• What needs to be done:
Your task is to filter the data below down to the lines holding "Clothes".

Start Dataset entries

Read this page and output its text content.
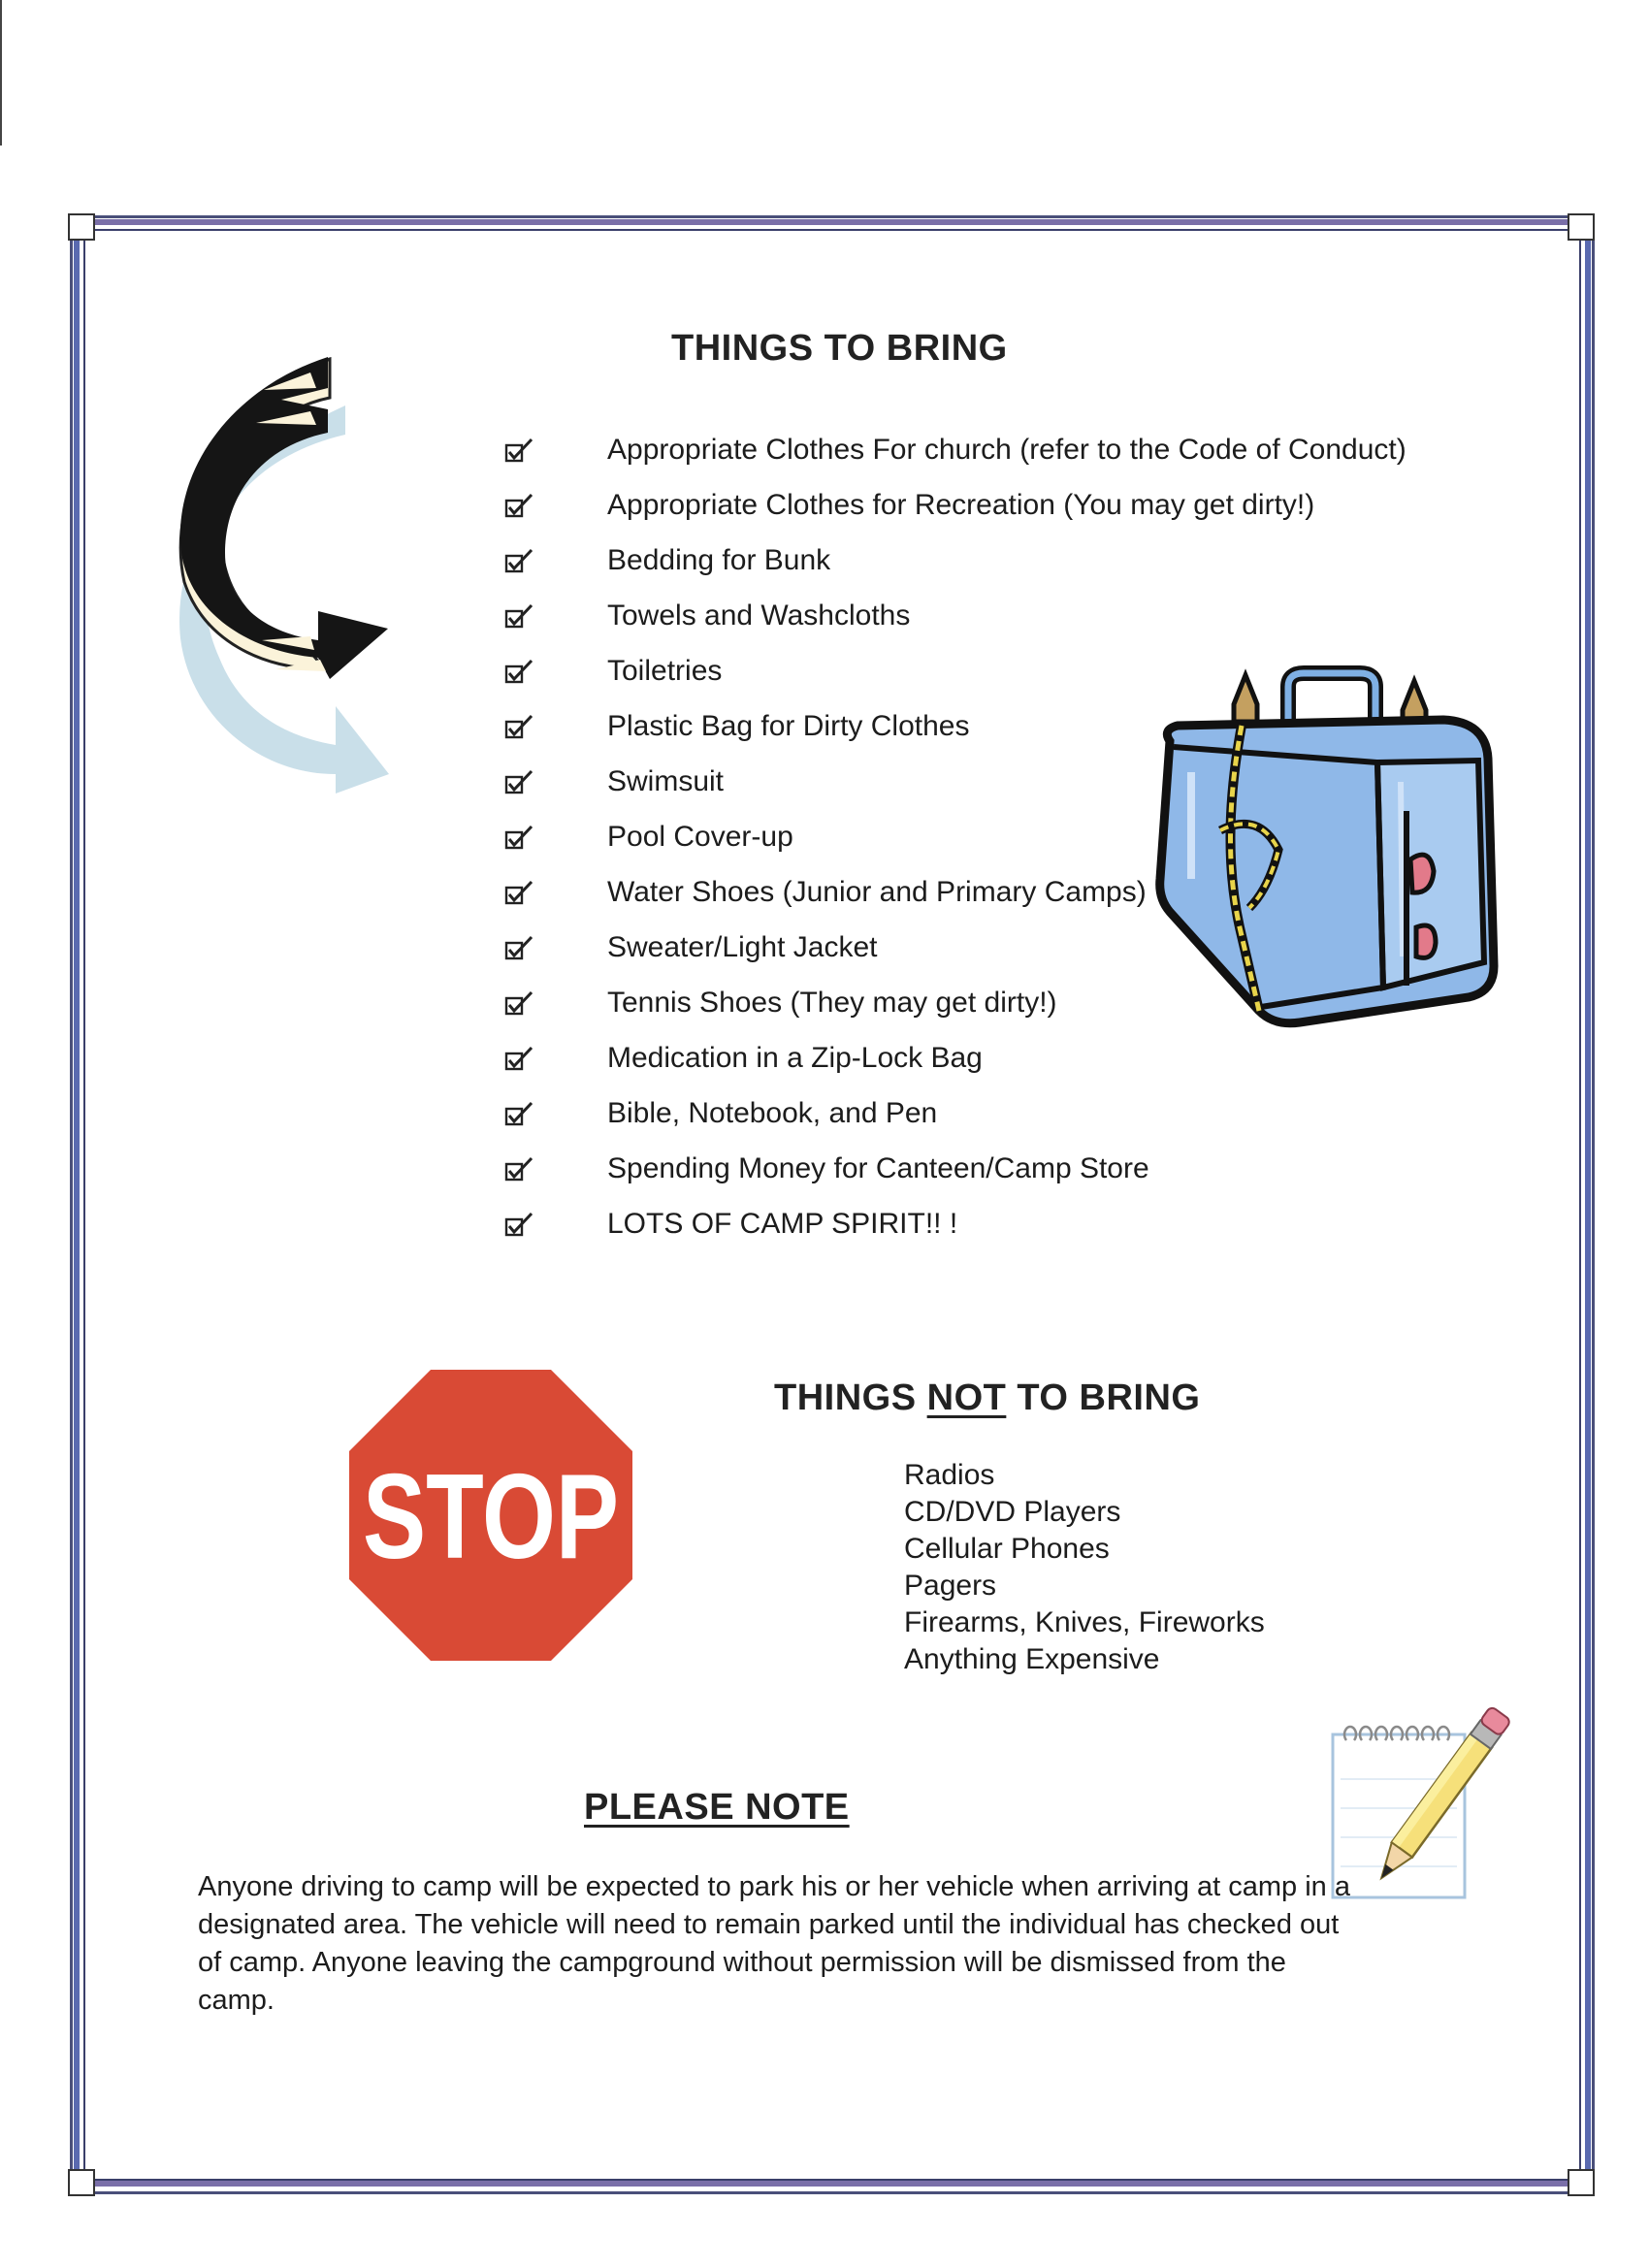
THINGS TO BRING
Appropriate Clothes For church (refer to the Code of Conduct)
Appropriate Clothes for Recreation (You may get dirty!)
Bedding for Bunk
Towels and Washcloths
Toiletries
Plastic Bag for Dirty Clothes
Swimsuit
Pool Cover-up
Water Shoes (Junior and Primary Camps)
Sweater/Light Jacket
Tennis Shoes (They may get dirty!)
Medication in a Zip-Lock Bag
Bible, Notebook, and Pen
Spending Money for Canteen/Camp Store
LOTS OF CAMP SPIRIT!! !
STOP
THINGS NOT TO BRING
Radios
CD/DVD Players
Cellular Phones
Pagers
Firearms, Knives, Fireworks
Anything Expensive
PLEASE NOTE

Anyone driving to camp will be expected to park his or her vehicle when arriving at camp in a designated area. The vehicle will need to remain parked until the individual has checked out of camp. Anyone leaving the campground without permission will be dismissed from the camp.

End Dataset entries
Start Dataset entries

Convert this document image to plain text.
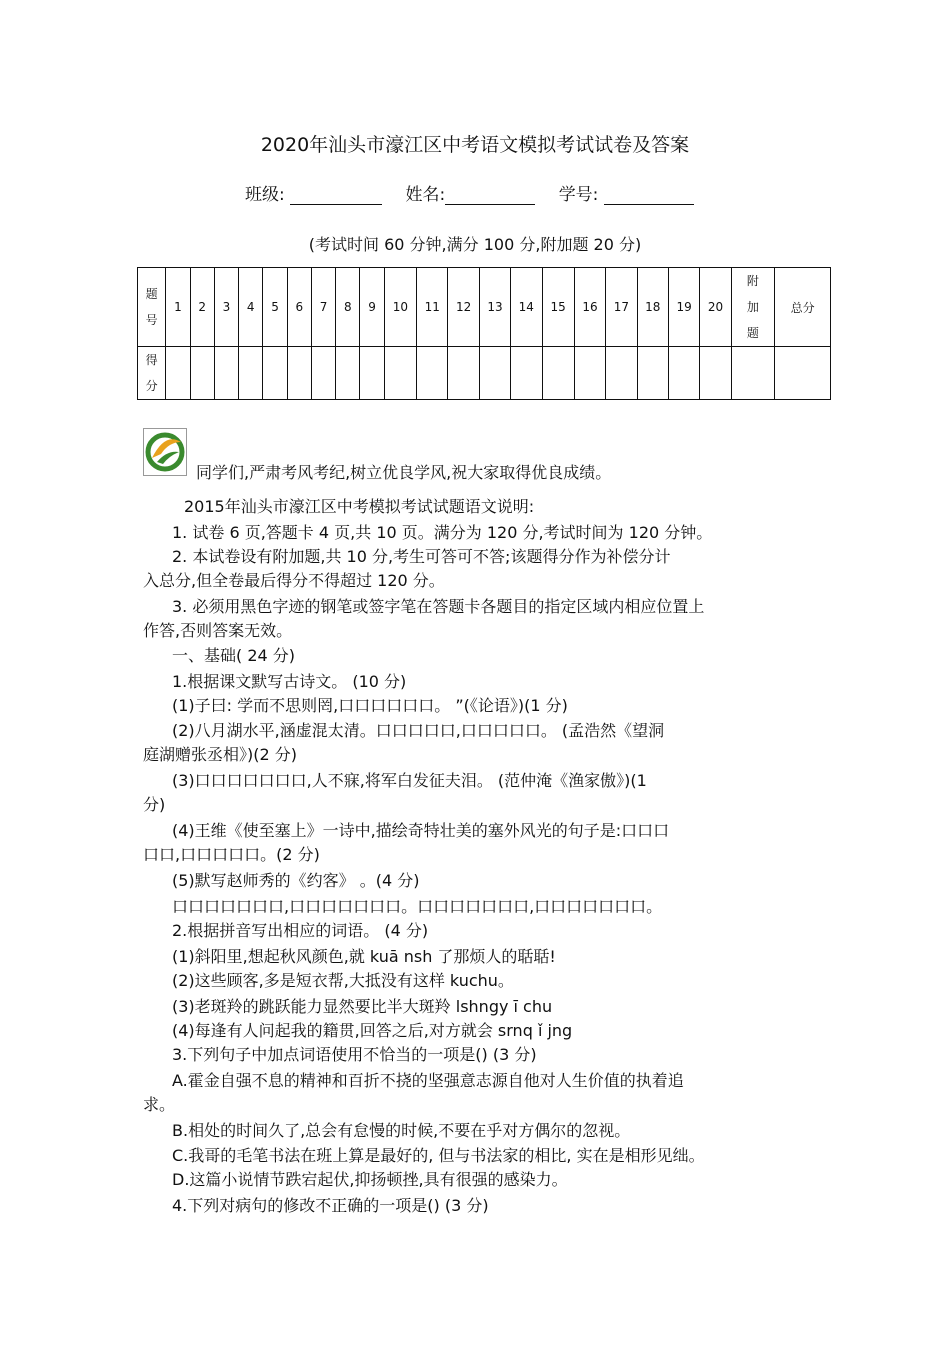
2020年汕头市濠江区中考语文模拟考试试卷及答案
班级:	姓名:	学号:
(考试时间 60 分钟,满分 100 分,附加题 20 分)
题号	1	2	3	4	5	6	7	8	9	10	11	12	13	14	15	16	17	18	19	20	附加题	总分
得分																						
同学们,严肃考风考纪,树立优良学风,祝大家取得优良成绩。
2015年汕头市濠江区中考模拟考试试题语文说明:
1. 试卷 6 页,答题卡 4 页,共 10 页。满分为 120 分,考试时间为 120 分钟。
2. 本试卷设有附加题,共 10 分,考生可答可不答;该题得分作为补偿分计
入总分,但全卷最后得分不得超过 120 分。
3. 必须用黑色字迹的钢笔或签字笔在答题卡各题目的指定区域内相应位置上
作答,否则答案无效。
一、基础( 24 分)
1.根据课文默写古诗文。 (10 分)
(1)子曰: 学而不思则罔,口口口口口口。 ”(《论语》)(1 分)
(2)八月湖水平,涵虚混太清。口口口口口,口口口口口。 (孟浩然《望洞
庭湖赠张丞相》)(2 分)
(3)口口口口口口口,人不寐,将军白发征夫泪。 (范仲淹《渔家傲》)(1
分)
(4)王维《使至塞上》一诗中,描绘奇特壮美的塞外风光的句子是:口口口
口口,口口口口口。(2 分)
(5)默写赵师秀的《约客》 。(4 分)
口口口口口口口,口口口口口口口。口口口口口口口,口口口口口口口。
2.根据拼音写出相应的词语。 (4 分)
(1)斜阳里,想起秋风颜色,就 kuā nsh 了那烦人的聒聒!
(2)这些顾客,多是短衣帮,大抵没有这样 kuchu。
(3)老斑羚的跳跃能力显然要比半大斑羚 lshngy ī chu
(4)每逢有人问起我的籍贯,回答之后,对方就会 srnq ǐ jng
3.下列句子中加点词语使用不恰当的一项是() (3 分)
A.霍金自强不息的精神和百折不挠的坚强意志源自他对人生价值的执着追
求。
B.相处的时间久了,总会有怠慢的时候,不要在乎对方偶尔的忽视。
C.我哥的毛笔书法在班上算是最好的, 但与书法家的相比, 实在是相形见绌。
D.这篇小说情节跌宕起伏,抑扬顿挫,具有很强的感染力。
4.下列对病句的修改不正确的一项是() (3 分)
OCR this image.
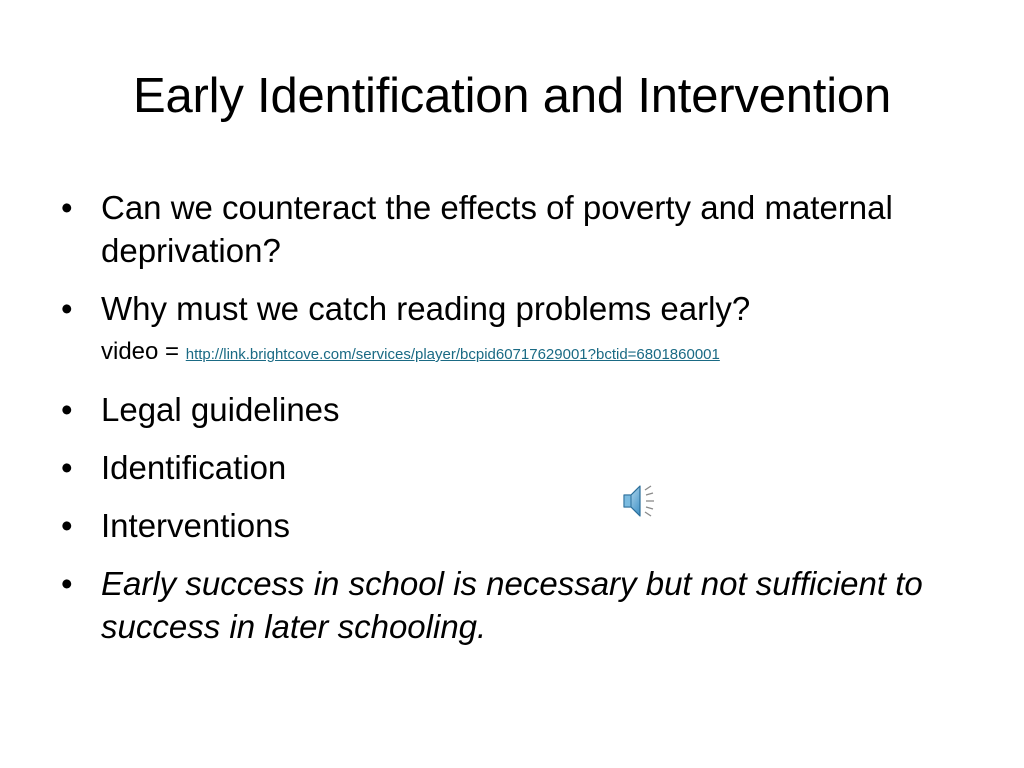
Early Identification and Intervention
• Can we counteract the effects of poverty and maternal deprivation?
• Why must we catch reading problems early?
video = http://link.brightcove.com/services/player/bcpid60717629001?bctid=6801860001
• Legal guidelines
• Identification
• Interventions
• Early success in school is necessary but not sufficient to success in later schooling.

End Dataset entries

• Final result:
Appropriate Clothes For church (refer to the Code of Conduct)
Appropriate Clothes for Recreation (You may get dirty!)
Plastic Bag for Dirty Clothes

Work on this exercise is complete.